**Exercise brief:**
Repeat the listing in full, preserving every character.

**Rows:**
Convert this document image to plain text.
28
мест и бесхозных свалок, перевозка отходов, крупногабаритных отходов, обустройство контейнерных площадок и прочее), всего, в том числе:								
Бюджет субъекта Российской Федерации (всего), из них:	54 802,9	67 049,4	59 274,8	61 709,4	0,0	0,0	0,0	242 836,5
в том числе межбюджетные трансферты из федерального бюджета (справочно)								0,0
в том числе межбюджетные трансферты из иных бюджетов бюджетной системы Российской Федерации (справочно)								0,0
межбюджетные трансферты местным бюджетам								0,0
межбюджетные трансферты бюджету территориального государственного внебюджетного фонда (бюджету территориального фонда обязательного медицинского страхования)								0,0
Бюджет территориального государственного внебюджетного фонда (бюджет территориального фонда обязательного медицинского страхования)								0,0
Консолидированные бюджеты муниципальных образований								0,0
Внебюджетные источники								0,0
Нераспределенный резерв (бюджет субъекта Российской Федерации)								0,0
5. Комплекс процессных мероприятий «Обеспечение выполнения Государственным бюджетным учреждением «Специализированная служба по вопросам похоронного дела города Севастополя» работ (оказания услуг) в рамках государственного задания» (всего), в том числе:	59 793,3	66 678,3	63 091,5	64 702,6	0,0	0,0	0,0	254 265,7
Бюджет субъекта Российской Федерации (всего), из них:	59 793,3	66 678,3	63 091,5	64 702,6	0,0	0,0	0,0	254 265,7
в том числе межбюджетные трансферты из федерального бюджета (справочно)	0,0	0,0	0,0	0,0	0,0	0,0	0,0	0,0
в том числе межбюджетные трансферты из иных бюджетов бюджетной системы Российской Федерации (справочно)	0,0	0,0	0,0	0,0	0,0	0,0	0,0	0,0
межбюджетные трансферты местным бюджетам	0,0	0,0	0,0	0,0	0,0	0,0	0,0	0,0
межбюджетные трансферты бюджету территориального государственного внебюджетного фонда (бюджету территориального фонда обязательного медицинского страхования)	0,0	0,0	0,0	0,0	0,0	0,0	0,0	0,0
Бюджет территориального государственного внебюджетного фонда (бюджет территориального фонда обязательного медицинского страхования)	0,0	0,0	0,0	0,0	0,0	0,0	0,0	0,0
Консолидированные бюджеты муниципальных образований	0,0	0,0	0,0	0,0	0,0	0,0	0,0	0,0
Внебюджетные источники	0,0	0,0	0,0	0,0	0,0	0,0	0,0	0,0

**The output:**
Convert this document image to plain text.
28
мест и бесхозных свалок, перевозка отходов, крупногабаритных отходов, обустройство контейнерных площадок и прочее), всего, в том числе:								
Бюджет субъекта Российской Федерации (всего), из них:	54 802,9	67 049,4	59 274,8	61 709,4	0,0	0,0	0,0	242 836,5
в том числе межбюджетные трансферты из федерального бюджета (справочно)								0,0
в том числе межбюджетные трансферты из иных бюджетов бюджетной системы Российской Федерации (справочно)								0,0
межбюджетные трансферты местным бюджетам								0,0
межбюджетные трансферты бюджету территориального государственного внебюджетного фонда (бюджету территориального фонда обязательного медицинского страхования)								0,0
Бюджет территориального государственного внебюджетного фонда (бюджет территориального фонда обязательного медицинского страхования)								0,0
Консолидированные бюджеты муниципальных образований								0,0
Внебюджетные источники								0,0
Нераспределенный резерв (бюджет субъекта Российской Федерации)								0,0
5. Комплекс процессных мероприятий «Обеспечение выполнения Государственным бюджетным учреждением «Специализированная служба по вопросам похоронного дела города Севастополя» работ (оказания услуг) в рамках государственного задания» (всего), в том числе:	59 793,3	66 678,3	63 091,5	64 702,6	0,0	0,0	0,0	254 265,7
Бюджет субъекта Российской Федерации (всего), из них:	59 793,3	66 678,3	63 091,5	64 702,6	0,0	0,0	0,0	254 265,7
в том числе межбюджетные трансферты из федерального бюджета (справочно)	0,0	0,0	0,0	0,0	0,0	0,0	0,0	0,0
в том числе межбюджетные трансферты из иных бюджетов бюджетной системы Российской Федерации (справочно)	0,0	0,0	0,0	0,0	0,0	0,0	0,0	0,0
межбюджетные трансферты местным бюджетам	0,0	0,0	0,0	0,0	0,0	0,0	0,0	0,0
межбюджетные трансферты бюджету территориального государственного внебюджетного фонда (бюджету территориального фонда обязательного медицинского страхования)	0,0	0,0	0,0	0,0	0,0	0,0	0,0	0,0
Бюджет территориального государственного внебюджетного фонда (бюджет территориального фонда обязательного медицинского страхования)	0,0	0,0	0,0	0,0	0,0	0,0	0,0	0,0
Консолидированные бюджеты муниципальных образований	0,0	0,0	0,0	0,0	0,0	0,0	0,0	0,0
Внебюджетные источники	0,0	0,0	0,0	0,0	0,0	0,0	0,0	0,0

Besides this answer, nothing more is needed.